◆ **REQUEST**: Produce an exact copy of the lines from the line containing "Type out the text in this image." through the last line of the listing below, both ends included, and nothing else.

◆ **PROVIDED RECORDS**:
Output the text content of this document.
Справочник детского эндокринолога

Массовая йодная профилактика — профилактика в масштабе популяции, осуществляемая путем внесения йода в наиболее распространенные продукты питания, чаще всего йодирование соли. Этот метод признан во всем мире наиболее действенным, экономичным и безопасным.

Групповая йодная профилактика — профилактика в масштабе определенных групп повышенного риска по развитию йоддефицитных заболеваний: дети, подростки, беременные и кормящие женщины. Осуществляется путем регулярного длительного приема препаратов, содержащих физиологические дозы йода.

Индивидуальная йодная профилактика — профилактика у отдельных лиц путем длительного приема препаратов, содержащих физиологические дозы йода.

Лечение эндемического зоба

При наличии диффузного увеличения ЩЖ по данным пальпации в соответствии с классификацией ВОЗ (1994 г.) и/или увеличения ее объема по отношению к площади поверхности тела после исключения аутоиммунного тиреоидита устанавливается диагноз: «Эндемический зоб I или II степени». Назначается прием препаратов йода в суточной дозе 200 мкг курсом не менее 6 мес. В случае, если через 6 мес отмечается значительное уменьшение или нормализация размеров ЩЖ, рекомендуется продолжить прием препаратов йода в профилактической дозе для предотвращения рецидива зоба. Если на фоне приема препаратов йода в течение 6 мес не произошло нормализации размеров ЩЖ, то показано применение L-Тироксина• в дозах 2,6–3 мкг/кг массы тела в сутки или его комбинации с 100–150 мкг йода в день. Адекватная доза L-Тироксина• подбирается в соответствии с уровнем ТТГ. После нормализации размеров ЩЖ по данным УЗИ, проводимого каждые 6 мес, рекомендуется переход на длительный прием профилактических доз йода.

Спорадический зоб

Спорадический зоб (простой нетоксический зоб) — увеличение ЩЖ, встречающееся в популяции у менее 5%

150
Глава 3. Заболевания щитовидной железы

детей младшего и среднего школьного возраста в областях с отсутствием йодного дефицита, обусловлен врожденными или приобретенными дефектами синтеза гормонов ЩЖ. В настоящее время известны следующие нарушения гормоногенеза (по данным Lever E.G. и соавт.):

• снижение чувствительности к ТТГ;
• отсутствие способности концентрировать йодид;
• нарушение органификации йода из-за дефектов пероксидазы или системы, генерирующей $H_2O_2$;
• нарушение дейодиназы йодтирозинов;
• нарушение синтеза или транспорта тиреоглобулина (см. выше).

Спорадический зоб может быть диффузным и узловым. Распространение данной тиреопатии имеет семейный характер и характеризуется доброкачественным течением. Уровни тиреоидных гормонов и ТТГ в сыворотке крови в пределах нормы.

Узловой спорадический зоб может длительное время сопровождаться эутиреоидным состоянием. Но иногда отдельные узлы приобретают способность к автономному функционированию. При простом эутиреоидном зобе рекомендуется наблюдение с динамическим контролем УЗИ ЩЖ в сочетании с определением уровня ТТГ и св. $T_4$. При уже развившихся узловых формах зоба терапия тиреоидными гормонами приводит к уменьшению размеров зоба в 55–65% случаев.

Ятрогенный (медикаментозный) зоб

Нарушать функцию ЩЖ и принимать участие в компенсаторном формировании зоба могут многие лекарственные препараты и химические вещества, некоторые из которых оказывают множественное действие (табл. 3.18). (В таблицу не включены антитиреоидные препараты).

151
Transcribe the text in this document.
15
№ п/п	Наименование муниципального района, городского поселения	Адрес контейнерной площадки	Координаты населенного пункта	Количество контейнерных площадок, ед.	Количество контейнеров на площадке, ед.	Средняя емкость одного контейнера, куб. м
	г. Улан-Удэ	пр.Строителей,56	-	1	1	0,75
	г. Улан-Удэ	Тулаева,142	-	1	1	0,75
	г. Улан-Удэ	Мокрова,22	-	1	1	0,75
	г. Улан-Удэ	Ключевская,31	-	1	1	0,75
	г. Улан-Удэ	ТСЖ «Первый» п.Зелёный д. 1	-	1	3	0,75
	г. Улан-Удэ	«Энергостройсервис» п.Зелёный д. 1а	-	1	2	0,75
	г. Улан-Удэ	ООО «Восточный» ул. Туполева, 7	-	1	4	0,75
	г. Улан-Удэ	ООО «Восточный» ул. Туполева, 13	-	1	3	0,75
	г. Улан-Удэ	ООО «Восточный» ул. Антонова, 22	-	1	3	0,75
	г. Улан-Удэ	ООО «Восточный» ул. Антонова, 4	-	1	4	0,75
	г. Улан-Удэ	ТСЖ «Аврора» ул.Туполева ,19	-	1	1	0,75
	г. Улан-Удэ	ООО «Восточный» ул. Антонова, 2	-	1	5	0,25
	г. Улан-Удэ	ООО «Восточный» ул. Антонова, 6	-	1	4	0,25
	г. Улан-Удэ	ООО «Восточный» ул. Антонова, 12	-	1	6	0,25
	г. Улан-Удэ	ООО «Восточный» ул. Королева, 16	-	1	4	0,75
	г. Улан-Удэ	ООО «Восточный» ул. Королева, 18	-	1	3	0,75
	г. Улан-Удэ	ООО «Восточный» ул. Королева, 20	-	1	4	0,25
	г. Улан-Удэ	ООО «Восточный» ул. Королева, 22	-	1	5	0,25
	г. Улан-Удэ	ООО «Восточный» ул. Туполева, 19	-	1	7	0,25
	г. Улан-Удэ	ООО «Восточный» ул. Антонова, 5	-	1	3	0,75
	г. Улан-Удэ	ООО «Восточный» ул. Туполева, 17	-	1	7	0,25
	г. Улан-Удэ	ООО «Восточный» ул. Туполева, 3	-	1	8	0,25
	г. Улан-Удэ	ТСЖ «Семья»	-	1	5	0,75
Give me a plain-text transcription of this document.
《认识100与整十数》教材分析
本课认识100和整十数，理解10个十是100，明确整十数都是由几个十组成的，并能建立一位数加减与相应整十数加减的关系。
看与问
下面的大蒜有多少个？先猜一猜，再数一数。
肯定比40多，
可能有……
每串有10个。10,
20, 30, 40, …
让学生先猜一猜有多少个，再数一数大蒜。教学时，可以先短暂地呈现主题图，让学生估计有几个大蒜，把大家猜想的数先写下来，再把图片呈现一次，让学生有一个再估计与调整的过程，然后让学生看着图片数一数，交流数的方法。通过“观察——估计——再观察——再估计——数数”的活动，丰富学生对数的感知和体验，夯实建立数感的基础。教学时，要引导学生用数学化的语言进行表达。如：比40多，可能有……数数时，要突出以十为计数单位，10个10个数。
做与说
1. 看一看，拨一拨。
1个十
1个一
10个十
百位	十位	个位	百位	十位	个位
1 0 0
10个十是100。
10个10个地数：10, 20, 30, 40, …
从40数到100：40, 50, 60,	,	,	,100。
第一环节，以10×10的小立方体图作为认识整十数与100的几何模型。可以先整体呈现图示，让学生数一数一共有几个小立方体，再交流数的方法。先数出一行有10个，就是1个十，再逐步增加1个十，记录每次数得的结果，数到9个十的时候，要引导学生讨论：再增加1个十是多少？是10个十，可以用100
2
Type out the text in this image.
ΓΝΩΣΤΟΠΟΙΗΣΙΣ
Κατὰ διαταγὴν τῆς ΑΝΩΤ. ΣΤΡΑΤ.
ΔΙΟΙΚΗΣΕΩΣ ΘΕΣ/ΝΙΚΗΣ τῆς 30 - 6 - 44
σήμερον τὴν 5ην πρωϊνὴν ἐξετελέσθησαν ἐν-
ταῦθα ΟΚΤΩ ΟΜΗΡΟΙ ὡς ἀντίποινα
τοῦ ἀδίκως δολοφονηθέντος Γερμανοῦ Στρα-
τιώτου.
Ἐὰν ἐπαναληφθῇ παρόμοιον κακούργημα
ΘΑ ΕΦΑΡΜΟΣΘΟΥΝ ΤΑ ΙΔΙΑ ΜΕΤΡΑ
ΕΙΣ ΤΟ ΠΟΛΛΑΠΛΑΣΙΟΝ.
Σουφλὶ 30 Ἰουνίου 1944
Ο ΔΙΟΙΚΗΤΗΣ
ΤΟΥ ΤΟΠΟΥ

◆ **THE REPLY**:
Type out the text in this image.
ΓΝΩΣΤΟΠΟΙΗΣΙΣ
Κατὰ διαταγὴν τῆς ΑΝΩΤ. ΣΤΡΑΤ.
ΔΙΟΙΚΗΣΕΩΣ ΘΕΣ/ΝΙΚΗΣ τῆς 30 - 6 - 44
σήμερον τὴν 5ην πρωϊνὴν ἐξετελέσθησαν ἐν-
ταῦθα ΟΚΤΩ ΟΜΗΡΟΙ ὡς ἀντίποινα
τοῦ ἀδίκως δολοφονηθέντος Γερμανοῦ Στρα-
τιώτου.
Ἐὰν ἐπαναληφθῇ παρόμοιον κακούργημα
ΘΑ ΕΦΑΡΜΟΣΘΟΥΝ ΤΑ ΙΔΙΑ ΜΕΤΡΑ
ΕΙΣ ΤΟ ΠΟΛΛΑΠΛΑΣΙΟΝ.
Σουφλὶ 30 Ἰουνίου 1944
Ο ΔΙΟΙΚΗΤΗΣ
ΤΟΥ ΤΟΠΟΥ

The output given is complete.